*** Opening Text passage ***

Many classes of antibacterial drugs are currently available for physicians to use, however the plan of antibiotic development has slowed during the last decade.

The World Health Organization (WHO) has identified antimicrobial resistance as one of the 3 most important problems for human health. Antimicrobial resistance is a growing problem worldwide, especially in hospitals, where resistant organisms are often first detected in ICU (Intensive Care Unit). It is demonstrated that resistant bacteria are more isolated from ICUs compared with other hospital wards and outpatient clinics, and ICU stay may be an independent risk factor for acquiring multidrug-resistant strains infection. Moreover, it must be considered that ICUs patients are often colonized with multidrug- resistant strains, which often spread to other wards.

Resistance to the current antibiotics is a serious problem in the whole world including our country, Iran. New antibiotics that have been discovered and introduced into clinical practice in the last few years are mostly active against Gram-positive organisms, forcing us to consider aminoglycosides and polymixins.

*** Closing Text passage ***
*** Opening Record extracts ***

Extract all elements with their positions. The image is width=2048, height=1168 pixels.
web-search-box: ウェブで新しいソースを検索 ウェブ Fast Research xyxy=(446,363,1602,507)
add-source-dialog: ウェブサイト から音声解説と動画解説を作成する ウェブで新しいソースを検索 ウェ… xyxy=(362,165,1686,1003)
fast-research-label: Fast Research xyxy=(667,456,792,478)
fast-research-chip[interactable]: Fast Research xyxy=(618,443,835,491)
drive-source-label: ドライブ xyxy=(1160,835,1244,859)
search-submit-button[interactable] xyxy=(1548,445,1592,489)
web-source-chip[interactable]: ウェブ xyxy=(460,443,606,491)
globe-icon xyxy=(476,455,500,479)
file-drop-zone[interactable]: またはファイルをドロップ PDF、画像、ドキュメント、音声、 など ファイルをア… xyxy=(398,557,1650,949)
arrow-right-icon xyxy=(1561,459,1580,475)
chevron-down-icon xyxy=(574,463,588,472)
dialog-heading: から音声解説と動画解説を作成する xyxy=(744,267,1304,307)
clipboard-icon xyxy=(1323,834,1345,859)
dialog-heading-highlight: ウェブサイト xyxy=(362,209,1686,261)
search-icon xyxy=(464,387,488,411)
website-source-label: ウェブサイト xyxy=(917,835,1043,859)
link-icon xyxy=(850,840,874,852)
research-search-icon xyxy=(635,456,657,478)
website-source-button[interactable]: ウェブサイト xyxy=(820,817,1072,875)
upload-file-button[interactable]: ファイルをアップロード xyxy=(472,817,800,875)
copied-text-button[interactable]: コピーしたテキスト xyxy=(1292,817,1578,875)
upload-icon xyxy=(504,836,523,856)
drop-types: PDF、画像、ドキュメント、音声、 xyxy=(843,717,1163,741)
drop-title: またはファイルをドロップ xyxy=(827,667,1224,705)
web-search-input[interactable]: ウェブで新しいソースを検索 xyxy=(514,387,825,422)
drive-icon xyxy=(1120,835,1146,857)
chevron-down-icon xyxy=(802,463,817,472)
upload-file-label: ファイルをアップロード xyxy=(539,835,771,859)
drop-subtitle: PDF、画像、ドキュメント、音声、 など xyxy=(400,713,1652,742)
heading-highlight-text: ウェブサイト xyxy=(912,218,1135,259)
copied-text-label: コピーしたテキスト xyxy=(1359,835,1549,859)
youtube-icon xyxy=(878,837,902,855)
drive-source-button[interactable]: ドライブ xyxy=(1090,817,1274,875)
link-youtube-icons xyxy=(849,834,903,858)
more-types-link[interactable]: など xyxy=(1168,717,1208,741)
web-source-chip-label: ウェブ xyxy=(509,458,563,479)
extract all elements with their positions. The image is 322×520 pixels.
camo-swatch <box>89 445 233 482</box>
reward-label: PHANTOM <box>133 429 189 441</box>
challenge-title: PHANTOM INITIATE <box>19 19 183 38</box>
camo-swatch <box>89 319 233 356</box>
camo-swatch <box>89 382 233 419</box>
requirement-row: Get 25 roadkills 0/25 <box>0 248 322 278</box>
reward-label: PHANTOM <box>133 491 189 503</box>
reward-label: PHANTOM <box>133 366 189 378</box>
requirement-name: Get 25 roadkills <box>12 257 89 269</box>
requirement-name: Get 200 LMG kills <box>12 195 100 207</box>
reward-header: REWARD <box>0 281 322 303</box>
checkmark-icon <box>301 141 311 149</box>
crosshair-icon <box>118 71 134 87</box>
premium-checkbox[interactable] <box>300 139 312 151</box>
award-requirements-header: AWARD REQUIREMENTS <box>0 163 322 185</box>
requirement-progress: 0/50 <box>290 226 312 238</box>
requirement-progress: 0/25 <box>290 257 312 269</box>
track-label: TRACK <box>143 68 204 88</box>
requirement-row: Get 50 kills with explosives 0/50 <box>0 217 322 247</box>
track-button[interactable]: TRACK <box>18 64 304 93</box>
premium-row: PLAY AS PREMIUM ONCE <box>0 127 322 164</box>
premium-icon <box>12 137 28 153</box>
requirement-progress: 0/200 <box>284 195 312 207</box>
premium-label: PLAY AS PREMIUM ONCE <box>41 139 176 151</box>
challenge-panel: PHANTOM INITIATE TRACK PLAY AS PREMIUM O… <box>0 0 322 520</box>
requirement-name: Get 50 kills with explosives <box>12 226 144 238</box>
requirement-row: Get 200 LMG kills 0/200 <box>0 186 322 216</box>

*** Closing Record extracts ***

▶ **Exercise set**:
a: Return the part of the antibiotic resistance text that begins at the words "The World Health" and ends after the words "to other wards.".
b: Using the antibiotic resistance text, decide whether each statement below agrees with it. Answer yes or no for each, and quote the words of the text that decide it.
(i) The WHO has named antimicrobial resistance as one of the 3 most important problems for human health.
(ii) The new antibiotics introduced in the last few years are mostly active against Gram-negative organisms.
(iii) Resistant organisms are often first detected in outpatient clinics.
c: Extend the antibiotic resistance text from its last sentence.

▶ **Results of the exercise**:
a:
The World Health Organization (WHO) has identified antimicrobial resistance as one of the 3 most important problems for human health. Antimicrobial resistance is a growing problem worldwide, especially in hospitals, where resistant organisms are often first detected in ICU (Intensive Care Unit). It is demonstrated that resistant bacteria are more isolated from ICUs compared with other hospital wards and outpatient clinics, and ICU stay may be an independent risk factor for acquiring multidrug-resistant strains infection. Moreover, it must be considered that ICUs patients are often colonized with multidrug- resistant strains, which often spread to other wards.

b:
(i) Yes: "The World Health Organization (WHO) has identified antimicrobial resistance as one of the 3 most important problems for human health."
(ii) No: "are mostly active against Gram-positive organisms"
(iii) No: "where resistant organisms are often first detected in ICU (Intensive Care Unit)"

c:
As Infections caused by gram-negative bacteria are at the top causes of morbidity and mortality in critically ill patients; the knowledge of these organisms antibiotic resistance is crucial for ICU practitioners.

Recently, increased resistance has been observed against third-generation cephalosporins for Gram-negative bacilli, but aminoglycosides are a class of antibiotics that their use has been associated with less increase in microbial resistance over the years when compared with β lactam antibiotics.

The aminoglycoside antibiotics have been used for treating gram-negative bacillary infections in critically ill patients in the 1940s and resistance to these agents was initially described in the 1960s.

Nine aminoglycosides (gentamicin, tobramycin, amikacin, streptomycin, neomycin, kanamycin, paromomycin, netilmicin, and spectinomycin) are approved by the Food and Drug Administration (FDA) for clinical use in the United States. Of them, gentamicin, tobramycin, amikacin, and netilmicin are the main aminoglycosides still in use.

The incidence of antibiotics resistance in hospital-acquired infections varies among bacterial species, clinical settings, and even countries, and may be related to local epidemic spread of a few colonies.

In some reports approximately 75% of Klebsiella pneumoniae, 87% of Enterobacter spp, 55% of Pseudomonas aeruginosa, and 75% of methicillin-resistant Staphylococcus aureus (MRSA) strains were drug-resistant to at least three different classes.

Although, in Gerding et al study, resistance to aminoglycosides were at the lowest level in 10 years, and only Pseudomonas aeroginosa strains exibit resistance to gentamicin. Although, in some centers, amikacin has been effective against organisms resistant to gentamicin and tobramycin.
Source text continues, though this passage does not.